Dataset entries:

---------------

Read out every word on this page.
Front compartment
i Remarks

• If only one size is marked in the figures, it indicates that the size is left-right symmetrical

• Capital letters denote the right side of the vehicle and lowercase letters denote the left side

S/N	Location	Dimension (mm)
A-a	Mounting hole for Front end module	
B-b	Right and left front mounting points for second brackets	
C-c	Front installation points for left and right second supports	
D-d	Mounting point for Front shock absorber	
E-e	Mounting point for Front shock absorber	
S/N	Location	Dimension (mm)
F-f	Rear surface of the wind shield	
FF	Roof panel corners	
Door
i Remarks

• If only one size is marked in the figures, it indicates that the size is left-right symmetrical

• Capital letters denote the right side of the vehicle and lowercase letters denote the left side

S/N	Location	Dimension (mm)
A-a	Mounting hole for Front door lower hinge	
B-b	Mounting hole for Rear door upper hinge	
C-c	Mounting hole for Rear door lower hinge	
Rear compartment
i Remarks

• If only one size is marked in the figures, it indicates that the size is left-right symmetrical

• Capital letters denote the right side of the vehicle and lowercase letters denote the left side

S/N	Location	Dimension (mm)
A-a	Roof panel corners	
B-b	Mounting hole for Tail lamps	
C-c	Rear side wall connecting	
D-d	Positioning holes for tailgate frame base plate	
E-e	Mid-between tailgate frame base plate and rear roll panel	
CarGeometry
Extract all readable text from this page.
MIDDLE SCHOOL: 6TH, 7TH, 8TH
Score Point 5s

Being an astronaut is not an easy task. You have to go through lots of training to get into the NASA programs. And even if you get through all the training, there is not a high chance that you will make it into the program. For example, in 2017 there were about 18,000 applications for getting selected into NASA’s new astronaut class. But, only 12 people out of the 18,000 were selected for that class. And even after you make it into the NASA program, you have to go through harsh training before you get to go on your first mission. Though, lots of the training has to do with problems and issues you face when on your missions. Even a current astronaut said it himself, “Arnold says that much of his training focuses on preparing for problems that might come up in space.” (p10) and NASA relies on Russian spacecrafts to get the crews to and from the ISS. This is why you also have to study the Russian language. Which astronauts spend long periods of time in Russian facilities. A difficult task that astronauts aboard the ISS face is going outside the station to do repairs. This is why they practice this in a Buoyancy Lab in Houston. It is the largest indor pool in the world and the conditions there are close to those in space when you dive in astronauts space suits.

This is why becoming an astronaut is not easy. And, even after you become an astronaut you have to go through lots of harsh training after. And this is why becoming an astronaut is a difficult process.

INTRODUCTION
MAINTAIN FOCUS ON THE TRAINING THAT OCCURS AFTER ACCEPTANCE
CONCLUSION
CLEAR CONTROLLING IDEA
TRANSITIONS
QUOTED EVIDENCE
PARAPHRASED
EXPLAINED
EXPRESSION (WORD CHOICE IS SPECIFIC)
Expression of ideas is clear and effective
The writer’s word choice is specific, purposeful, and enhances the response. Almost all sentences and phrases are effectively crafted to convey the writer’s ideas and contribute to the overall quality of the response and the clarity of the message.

---------------

REQUIREMENTS:
Above are the records; retype every one exactly.

OUTPUT FOR THIS TASK:
Read out every word on this page.
Front compartment
i Remarks

• If only one size is marked in the figures, it indicates that the size is left-right symmetrical

• Capital letters denote the right side of the vehicle and lowercase letters denote the left side

S/N	Location	Dimension (mm)
A-a	Mounting hole for Front end module	
B-b	Right and left front mounting points for second brackets	
C-c	Front installation points for left and right second supports	
D-d	Mounting point for Front shock absorber	
E-e	Mounting point for Front shock absorber	
S/N	Location	Dimension (mm)
F-f	Rear surface of the wind shield	
FF	Roof panel corners	
Door
i Remarks

• If only one size is marked in the figures, it indicates that the size is left-right symmetrical

• Capital letters denote the right side of the vehicle and lowercase letters denote the left side

S/N	Location	Dimension (mm)
A-a	Mounting hole for Front door lower hinge	
B-b	Mounting hole for Rear door upper hinge	
C-c	Mounting hole for Rear door lower hinge	
Rear compartment
i Remarks

• If only one size is marked in the figures, it indicates that the size is left-right symmetrical

• Capital letters denote the right side of the vehicle and lowercase letters denote the left side

S/N	Location	Dimension (mm)
A-a	Roof panel corners	
B-b	Mounting hole for Tail lamps	
C-c	Rear side wall connecting	
D-d	Positioning holes for tailgate frame base plate	
E-e	Mid-between tailgate frame base plate and rear roll panel	
CarGeometry
Extract all readable text from this page.
MIDDLE SCHOOL: 6TH, 7TH, 8TH
Score Point 5s

Being an astronaut is not an easy task. You have to go through lots of training to get into the NASA programs. And even if you get through all the training, there is not a high chance that you will make it into the program. For example, in 2017 there were about 18,000 applications for getting selected into NASA’s new astronaut class. But, only 12 people out of the 18,000 were selected for that class. And even after you make it into the NASA program, you have to go through harsh training before you get to go on your first mission. Though, lots of the training has to do with problems and issues you face when on your missions. Even a current astronaut said it himself, “Arnold says that much of his training focuses on preparing for problems that might come up in space.” (p10) and NASA relies on Russian spacecrafts to get the crews to and from the ISS. This is why you also have to study the Russian language. Which astronauts spend long periods of time in Russian facilities. A difficult task that astronauts aboard the ISS face is going outside the station to do repairs. This is why they practice this in a Buoyancy Lab in Houston. It is the largest indor pool in the world and the conditions there are close to those in space when you dive in astronauts space suits.

This is why becoming an astronaut is not easy. And, even after you become an astronaut you have to go through lots of harsh training after. And this is why becoming an astronaut is a difficult process.

INTRODUCTION
MAINTAIN FOCUS ON THE TRAINING THAT OCCURS AFTER ACCEPTANCE
CONCLUSION
CLEAR CONTROLLING IDEA
TRANSITIONS
QUOTED EVIDENCE
PARAPHRASED
EXPLAINED
EXPRESSION (WORD CHOICE IS SPECIFIC)
Expression of ideas is clear and effective
The writer’s word choice is specific, purposeful, and enhances the response. Almost all sentences and phrases are effectively crafted to convey the writer’s ideas and contribute to the overall quality of the response and the clarity of the message.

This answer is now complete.